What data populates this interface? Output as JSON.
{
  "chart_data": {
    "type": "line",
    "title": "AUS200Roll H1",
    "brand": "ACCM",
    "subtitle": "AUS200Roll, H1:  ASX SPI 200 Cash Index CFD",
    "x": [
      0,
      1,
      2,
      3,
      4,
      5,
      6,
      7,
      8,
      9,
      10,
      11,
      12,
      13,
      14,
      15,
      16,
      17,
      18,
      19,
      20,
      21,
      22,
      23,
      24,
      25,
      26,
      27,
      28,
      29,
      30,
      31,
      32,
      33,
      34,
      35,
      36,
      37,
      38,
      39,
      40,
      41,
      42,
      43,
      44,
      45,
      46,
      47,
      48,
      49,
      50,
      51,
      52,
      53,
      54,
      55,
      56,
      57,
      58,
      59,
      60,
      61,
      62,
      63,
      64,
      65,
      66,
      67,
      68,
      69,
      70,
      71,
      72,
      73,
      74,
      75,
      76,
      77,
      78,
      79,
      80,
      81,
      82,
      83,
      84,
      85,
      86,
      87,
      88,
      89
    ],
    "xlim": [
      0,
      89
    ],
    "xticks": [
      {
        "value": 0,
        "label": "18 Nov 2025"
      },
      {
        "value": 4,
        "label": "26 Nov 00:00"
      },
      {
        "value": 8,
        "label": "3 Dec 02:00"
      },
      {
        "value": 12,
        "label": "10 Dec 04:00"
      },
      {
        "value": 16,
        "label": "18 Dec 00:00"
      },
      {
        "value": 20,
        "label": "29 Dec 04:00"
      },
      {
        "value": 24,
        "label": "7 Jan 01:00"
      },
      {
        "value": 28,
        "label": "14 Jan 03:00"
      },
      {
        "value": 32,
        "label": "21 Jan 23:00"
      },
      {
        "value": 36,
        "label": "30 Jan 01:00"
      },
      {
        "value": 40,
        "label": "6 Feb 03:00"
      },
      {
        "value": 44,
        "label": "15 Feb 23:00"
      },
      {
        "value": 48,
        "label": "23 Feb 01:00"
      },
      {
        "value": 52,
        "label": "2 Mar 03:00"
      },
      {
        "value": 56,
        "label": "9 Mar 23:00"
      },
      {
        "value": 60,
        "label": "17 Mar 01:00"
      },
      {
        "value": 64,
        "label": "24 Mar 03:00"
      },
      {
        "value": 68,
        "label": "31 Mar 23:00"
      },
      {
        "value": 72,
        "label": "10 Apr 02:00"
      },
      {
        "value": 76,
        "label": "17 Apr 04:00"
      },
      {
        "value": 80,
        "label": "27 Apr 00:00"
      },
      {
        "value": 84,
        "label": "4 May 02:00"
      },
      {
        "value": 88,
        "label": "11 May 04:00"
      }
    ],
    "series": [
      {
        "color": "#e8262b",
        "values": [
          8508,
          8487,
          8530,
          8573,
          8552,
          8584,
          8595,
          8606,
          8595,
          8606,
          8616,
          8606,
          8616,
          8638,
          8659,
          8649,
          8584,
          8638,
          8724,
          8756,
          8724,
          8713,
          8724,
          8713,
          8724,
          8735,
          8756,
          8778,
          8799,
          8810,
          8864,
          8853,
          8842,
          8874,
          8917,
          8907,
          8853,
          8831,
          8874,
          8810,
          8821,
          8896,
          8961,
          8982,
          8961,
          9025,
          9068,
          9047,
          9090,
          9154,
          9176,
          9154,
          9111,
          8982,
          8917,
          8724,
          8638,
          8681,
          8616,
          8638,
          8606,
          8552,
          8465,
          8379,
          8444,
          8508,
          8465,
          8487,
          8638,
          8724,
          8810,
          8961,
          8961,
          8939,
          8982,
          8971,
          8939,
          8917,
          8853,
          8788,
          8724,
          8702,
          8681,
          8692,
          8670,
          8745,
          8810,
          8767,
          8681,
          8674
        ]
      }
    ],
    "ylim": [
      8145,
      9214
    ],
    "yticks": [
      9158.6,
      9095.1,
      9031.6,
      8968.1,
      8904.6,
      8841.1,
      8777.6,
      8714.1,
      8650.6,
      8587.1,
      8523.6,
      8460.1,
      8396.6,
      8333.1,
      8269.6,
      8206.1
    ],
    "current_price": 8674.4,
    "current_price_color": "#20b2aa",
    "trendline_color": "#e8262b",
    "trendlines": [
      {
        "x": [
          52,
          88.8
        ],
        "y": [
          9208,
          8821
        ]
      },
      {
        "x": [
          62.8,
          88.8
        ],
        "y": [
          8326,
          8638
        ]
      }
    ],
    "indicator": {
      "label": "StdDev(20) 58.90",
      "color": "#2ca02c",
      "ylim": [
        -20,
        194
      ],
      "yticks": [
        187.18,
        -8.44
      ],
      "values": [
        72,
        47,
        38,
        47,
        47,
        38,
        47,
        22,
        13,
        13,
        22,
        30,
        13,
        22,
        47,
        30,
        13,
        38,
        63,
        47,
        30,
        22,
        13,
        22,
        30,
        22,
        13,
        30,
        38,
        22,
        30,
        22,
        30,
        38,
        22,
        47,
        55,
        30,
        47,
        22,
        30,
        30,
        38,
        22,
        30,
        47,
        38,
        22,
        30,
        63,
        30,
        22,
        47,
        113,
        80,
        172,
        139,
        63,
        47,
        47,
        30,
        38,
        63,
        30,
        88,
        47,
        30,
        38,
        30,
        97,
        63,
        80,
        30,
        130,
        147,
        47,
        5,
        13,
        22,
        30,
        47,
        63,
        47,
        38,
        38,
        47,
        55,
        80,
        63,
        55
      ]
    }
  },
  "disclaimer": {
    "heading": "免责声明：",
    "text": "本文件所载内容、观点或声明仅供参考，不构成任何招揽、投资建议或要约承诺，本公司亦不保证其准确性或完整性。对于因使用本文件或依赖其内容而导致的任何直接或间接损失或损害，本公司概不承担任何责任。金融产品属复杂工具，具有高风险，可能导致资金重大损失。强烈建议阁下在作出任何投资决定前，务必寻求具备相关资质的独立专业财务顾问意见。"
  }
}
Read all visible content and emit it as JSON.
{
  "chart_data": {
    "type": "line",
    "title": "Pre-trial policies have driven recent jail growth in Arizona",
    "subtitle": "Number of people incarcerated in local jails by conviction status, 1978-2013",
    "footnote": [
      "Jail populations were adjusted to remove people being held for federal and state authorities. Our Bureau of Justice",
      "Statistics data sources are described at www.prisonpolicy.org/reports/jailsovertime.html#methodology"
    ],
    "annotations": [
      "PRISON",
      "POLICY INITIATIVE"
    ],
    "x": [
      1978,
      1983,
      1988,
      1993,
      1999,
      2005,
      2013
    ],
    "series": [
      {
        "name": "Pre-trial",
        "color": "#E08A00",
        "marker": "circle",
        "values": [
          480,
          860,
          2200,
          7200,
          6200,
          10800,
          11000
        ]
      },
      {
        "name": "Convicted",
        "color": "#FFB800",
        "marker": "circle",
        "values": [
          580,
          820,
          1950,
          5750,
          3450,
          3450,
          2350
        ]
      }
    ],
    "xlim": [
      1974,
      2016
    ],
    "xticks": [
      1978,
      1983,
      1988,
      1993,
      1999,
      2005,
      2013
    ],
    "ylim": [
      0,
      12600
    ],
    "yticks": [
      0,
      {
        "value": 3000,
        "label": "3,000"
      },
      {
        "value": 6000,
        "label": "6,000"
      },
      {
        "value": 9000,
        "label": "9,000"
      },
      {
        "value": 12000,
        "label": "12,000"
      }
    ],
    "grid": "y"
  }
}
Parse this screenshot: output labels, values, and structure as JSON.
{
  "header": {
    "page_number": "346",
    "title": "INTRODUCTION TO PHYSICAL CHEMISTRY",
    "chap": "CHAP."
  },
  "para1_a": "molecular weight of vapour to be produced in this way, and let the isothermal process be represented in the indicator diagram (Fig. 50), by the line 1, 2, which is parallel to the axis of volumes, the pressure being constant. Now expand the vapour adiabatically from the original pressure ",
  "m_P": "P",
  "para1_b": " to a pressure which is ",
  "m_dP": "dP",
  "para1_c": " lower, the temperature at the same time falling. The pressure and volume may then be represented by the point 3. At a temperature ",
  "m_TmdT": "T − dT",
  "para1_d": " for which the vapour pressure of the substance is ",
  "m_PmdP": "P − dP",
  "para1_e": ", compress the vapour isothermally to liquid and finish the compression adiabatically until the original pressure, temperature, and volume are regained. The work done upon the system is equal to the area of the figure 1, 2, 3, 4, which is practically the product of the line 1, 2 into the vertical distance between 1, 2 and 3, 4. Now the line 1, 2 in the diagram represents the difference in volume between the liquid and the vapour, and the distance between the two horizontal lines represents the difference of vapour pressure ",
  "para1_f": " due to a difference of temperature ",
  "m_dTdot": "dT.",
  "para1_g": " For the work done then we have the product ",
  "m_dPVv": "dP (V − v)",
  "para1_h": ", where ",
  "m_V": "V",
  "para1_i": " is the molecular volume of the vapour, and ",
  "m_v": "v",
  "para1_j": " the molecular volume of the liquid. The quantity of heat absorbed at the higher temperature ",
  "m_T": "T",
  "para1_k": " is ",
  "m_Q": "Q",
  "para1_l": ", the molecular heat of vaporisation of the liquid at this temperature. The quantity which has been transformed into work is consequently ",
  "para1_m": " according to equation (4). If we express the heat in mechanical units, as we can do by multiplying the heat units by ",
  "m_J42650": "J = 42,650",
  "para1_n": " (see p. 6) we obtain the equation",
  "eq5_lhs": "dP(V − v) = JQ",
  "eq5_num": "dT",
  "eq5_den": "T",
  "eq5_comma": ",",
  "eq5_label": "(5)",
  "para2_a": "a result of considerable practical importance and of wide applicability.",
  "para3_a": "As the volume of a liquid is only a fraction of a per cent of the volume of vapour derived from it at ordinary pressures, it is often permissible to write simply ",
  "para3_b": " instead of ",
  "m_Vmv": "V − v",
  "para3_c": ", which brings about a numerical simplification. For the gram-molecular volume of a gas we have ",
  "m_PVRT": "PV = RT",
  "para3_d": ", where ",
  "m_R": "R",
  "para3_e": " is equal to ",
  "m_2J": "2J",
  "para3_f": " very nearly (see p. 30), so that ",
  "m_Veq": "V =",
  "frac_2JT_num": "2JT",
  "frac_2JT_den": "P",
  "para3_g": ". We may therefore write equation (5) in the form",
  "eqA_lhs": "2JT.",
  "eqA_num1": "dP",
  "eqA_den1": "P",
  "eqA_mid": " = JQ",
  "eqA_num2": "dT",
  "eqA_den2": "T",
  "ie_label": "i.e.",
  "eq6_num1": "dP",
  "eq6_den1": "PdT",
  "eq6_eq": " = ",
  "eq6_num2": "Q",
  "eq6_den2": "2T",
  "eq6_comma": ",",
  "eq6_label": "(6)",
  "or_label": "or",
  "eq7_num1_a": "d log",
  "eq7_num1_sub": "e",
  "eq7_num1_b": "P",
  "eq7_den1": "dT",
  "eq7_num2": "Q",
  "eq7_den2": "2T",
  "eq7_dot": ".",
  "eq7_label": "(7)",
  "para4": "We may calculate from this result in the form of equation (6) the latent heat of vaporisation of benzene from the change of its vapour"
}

WORK TO BE COMPLETED :: Look through the listing above. Pick out each line with "into" and copy it.

EXERCISE RESPONSE ::
  "para1_e": ", compress the vapour isothermally to liquid and finish the compression adiabatically until the original pressure, temperature, and volume are regained. The work done upon the system is equal to the area of the figure 1, 2, 3, 4, which is practically the product of the line 1, 2 into the vertical distance between 1, 2 and 3, 4. Now the line 1, 2 in the diagram represents the difference in volume between the liquid and the vapour, and the distance between the two horizontal lines represents the difference of vapour pressure ",
  "para1_l": ", the molecular heat of vaporisation of the liquid at this temperature. The quantity which has been transformed into work is consequently ",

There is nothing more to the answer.